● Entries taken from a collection
# # #

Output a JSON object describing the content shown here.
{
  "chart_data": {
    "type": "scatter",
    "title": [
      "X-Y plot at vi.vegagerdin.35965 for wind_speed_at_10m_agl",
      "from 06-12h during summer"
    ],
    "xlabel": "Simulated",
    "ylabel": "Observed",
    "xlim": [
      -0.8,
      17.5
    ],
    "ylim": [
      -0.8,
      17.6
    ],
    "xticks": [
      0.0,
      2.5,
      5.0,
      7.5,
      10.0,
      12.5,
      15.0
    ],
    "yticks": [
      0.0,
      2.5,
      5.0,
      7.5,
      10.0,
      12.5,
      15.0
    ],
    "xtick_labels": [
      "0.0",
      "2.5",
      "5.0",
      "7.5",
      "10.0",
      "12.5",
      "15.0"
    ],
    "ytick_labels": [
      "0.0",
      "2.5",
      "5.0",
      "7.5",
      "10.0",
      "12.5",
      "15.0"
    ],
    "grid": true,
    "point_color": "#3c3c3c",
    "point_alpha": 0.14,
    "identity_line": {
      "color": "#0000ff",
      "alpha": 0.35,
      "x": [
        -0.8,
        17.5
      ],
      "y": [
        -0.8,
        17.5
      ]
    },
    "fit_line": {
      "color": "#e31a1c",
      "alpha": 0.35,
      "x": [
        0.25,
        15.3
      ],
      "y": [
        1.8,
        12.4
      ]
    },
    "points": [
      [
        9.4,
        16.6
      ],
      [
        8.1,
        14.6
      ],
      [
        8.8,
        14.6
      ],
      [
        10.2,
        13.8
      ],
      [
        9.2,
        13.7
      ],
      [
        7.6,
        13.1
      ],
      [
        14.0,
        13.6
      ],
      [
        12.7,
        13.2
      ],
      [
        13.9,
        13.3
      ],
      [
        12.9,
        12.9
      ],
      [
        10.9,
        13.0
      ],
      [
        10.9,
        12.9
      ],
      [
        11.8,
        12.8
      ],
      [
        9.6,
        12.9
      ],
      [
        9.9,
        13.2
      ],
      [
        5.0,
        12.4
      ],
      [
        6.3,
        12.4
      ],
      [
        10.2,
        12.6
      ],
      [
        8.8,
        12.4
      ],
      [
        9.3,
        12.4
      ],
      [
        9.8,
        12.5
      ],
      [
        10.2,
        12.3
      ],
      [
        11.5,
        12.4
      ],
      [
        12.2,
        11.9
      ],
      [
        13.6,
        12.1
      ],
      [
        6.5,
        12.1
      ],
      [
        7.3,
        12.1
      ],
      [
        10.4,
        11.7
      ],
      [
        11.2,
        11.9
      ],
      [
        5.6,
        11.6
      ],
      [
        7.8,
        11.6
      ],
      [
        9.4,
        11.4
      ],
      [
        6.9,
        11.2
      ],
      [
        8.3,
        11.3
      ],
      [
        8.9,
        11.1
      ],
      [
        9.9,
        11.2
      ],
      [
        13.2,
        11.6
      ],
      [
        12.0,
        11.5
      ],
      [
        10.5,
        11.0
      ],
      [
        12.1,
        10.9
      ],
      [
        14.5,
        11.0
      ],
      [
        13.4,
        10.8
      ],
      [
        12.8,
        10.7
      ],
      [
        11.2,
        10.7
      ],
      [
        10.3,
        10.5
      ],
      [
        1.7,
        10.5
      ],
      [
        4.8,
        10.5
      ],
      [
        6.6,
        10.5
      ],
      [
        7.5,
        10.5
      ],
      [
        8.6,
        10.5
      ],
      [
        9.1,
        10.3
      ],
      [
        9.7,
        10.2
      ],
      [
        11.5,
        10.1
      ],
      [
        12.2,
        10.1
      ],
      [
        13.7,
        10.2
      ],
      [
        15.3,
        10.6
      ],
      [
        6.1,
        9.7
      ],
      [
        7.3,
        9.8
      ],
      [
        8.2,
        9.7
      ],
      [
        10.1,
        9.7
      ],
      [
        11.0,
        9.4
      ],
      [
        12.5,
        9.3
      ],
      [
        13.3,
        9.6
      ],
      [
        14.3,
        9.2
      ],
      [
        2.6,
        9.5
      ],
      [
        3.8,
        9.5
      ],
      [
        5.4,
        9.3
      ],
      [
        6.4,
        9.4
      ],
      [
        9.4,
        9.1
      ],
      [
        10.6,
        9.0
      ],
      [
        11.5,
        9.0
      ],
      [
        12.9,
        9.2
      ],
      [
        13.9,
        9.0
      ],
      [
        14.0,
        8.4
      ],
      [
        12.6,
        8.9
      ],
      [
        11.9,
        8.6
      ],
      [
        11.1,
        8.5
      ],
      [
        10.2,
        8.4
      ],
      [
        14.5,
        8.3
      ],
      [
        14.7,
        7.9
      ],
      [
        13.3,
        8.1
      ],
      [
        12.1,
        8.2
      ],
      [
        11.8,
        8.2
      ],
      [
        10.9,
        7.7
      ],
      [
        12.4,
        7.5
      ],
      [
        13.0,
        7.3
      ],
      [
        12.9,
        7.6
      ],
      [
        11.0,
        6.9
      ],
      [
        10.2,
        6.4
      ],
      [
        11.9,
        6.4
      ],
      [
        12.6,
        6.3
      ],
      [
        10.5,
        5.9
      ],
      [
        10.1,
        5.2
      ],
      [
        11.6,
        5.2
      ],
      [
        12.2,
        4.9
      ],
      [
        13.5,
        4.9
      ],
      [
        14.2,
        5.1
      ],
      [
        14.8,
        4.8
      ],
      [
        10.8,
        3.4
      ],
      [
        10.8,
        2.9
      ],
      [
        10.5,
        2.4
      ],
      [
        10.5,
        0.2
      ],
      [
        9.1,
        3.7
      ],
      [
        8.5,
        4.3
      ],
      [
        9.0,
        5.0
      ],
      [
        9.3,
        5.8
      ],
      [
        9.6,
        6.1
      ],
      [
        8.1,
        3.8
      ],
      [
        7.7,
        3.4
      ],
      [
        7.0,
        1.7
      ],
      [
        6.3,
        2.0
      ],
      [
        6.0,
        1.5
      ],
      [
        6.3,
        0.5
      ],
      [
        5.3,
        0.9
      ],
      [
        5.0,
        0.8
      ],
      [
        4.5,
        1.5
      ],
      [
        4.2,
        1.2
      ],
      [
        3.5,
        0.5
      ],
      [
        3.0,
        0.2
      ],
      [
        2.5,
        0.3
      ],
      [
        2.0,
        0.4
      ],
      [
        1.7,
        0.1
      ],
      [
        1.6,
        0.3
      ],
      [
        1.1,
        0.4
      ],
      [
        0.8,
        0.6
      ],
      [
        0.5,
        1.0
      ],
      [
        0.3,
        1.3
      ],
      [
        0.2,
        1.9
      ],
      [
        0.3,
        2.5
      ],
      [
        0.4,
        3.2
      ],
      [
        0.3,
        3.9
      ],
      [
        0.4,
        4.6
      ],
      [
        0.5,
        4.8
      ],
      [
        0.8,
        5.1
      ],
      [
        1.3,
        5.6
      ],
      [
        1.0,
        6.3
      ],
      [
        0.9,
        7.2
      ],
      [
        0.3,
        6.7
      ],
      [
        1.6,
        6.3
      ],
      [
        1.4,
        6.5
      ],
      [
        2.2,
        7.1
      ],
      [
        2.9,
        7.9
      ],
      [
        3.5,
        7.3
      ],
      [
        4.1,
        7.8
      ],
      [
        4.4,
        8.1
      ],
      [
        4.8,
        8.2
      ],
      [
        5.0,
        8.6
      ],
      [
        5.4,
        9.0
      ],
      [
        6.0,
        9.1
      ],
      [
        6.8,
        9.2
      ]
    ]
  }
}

# # #

● Goal of the exercise
Reproduce the records in full, exactly as written.

● Result of the task
Output a JSON object describing the content shown here.
{
  "chart_data": {
    "type": "scatter",
    "title": [
      "X-Y plot at vi.vegagerdin.35965 for wind_speed_at_10m_agl",
      "from 06-12h during summer"
    ],
    "xlabel": "Simulated",
    "ylabel": "Observed",
    "xlim": [
      -0.8,
      17.5
    ],
    "ylim": [
      -0.8,
      17.6
    ],
    "xticks": [
      0.0,
      2.5,
      5.0,
      7.5,
      10.0,
      12.5,
      15.0
    ],
    "yticks": [
      0.0,
      2.5,
      5.0,
      7.5,
      10.0,
      12.5,
      15.0
    ],
    "xtick_labels": [
      "0.0",
      "2.5",
      "5.0",
      "7.5",
      "10.0",
      "12.5",
      "15.0"
    ],
    "ytick_labels": [
      "0.0",
      "2.5",
      "5.0",
      "7.5",
      "10.0",
      "12.5",
      "15.0"
    ],
    "grid": true,
    "point_color": "#3c3c3c",
    "point_alpha": 0.14,
    "identity_line": {
      "color": "#0000ff",
      "alpha": 0.35,
      "x": [
        -0.8,
        17.5
      ],
      "y": [
        -0.8,
        17.5
      ]
    },
    "fit_line": {
      "color": "#e31a1c",
      "alpha": 0.35,
      "x": [
        0.25,
        15.3
      ],
      "y": [
        1.8,
        12.4
      ]
    },
    "points": [
      [
        9.4,
        16.6
      ],
      [
        8.1,
        14.6
      ],
      [
        8.8,
        14.6
      ],
      [
        10.2,
        13.8
      ],
      [
        9.2,
        13.7
      ],
      [
        7.6,
        13.1
      ],
      [
        14.0,
        13.6
      ],
      [
        12.7,
        13.2
      ],
      [
        13.9,
        13.3
      ],
      [
        12.9,
        12.9
      ],
      [
        10.9,
        13.0
      ],
      [
        10.9,
        12.9
      ],
      [
        11.8,
        12.8
      ],
      [
        9.6,
        12.9
      ],
      [
        9.9,
        13.2
      ],
      [
        5.0,
        12.4
      ],
      [
        6.3,
        12.4
      ],
      [
        10.2,
        12.6
      ],
      [
        8.8,
        12.4
      ],
      [
        9.3,
        12.4
      ],
      [
        9.8,
        12.5
      ],
      [
        10.2,
        12.3
      ],
      [
        11.5,
        12.4
      ],
      [
        12.2,
        11.9
      ],
      [
        13.6,
        12.1
      ],
      [
        6.5,
        12.1
      ],
      [
        7.3,
        12.1
      ],
      [
        10.4,
        11.7
      ],
      [
        11.2,
        11.9
      ],
      [
        5.6,
        11.6
      ],
      [
        7.8,
        11.6
      ],
      [
        9.4,
        11.4
      ],
      [
        6.9,
        11.2
      ],
      [
        8.3,
        11.3
      ],
      [
        8.9,
        11.1
      ],
      [
        9.9,
        11.2
      ],
      [
        13.2,
        11.6
      ],
      [
        12.0,
        11.5
      ],
      [
        10.5,
        11.0
      ],
      [
        12.1,
        10.9
      ],
      [
        14.5,
        11.0
      ],
      [
        13.4,
        10.8
      ],
      [
        12.8,
        10.7
      ],
      [
        11.2,
        10.7
      ],
      [
        10.3,
        10.5
      ],
      [
        1.7,
        10.5
      ],
      [
        4.8,
        10.5
      ],
      [
        6.6,
        10.5
      ],
      [
        7.5,
        10.5
      ],
      [
        8.6,
        10.5
      ],
      [
        9.1,
        10.3
      ],
      [
        9.7,
        10.2
      ],
      [
        11.5,
        10.1
      ],
      [
        12.2,
        10.1
      ],
      [
        13.7,
        10.2
      ],
      [
        15.3,
        10.6
      ],
      [
        6.1,
        9.7
      ],
      [
        7.3,
        9.8
      ],
      [
        8.2,
        9.7
      ],
      [
        10.1,
        9.7
      ],
      [
        11.0,
        9.4
      ],
      [
        12.5,
        9.3
      ],
      [
        13.3,
        9.6
      ],
      [
        14.3,
        9.2
      ],
      [
        2.6,
        9.5
      ],
      [
        3.8,
        9.5
      ],
      [
        5.4,
        9.3
      ],
      [
        6.4,
        9.4
      ],
      [
        9.4,
        9.1
      ],
      [
        10.6,
        9.0
      ],
      [
        11.5,
        9.0
      ],
      [
        12.9,
        9.2
      ],
      [
        13.9,
        9.0
      ],
      [
        14.0,
        8.4
      ],
      [
        12.6,
        8.9
      ],
      [
        11.9,
        8.6
      ],
      [
        11.1,
        8.5
      ],
      [
        10.2,
        8.4
      ],
      [
        14.5,
        8.3
      ],
      [
        14.7,
        7.9
      ],
      [
        13.3,
        8.1
      ],
      [
        12.1,
        8.2
      ],
      [
        11.8,
        8.2
      ],
      [
        10.9,
        7.7
      ],
      [
        12.4,
        7.5
      ],
      [
        13.0,
        7.3
      ],
      [
        12.9,
        7.6
      ],
      [
        11.0,
        6.9
      ],
      [
        10.2,
        6.4
      ],
      [
        11.9,
        6.4
      ],
      [
        12.6,
        6.3
      ],
      [
        10.5,
        5.9
      ],
      [
        10.1,
        5.2
      ],
      [
        11.6,
        5.2
      ],
      [
        12.2,
        4.9
      ],
      [
        13.5,
        4.9
      ],
      [
        14.2,
        5.1
      ],
      [
        14.8,
        4.8
      ],
      [
        10.8,
        3.4
      ],
      [
        10.8,
        2.9
      ],
      [
        10.5,
        2.4
      ],
      [
        10.5,
        0.2
      ],
      [
        9.1,
        3.7
      ],
      [
        8.5,
        4.3
      ],
      [
        9.0,
        5.0
      ],
      [
        9.3,
        5.8
      ],
      [
        9.6,
        6.1
      ],
      [
        8.1,
        3.8
      ],
      [
        7.7,
        3.4
      ],
      [
        7.0,
        1.7
      ],
      [
        6.3,
        2.0
      ],
      [
        6.0,
        1.5
      ],
      [
        6.3,
        0.5
      ],
      [
        5.3,
        0.9
      ],
      [
        5.0,
        0.8
      ],
      [
        4.5,
        1.5
      ],
      [
        4.2,
        1.2
      ],
      [
        3.5,
        0.5
      ],
      [
        3.0,
        0.2
      ],
      [
        2.5,
        0.3
      ],
      [
        2.0,
        0.4
      ],
      [
        1.7,
        0.1
      ],
      [
        1.6,
        0.3
      ],
      [
        1.1,
        0.4
      ],
      [
        0.8,
        0.6
      ],
      [
        0.5,
        1.0
      ],
      [
        0.3,
        1.3
      ],
      [
        0.2,
        1.9
      ],
      [
        0.3,
        2.5
      ],
      [
        0.4,
        3.2
      ],
      [
        0.3,
        3.9
      ],
      [
        0.4,
        4.6
      ],
      [
        0.5,
        4.8
      ],
      [
        0.8,
        5.1
      ],
      [
        1.3,
        5.6
      ],
      [
        1.0,
        6.3
      ],
      [
        0.9,
        7.2
      ],
      [
        0.3,
        6.7
      ],
      [
        1.6,
        6.3
      ],
      [
        1.4,
        6.5
      ],
      [
        2.2,
        7.1
      ],
      [
        2.9,
        7.9
      ],
      [
        3.5,
        7.3
      ],
      [
        4.1,
        7.8
      ],
      [
        4.4,
        8.1
      ],
      [
        4.8,
        8.2
      ],
      [
        5.0,
        8.6
      ],
      [
        5.4,
        9.0
      ],
      [
        6.0,
        9.1
      ],
      [
        6.8,
        9.2
      ]
    ]
  }
}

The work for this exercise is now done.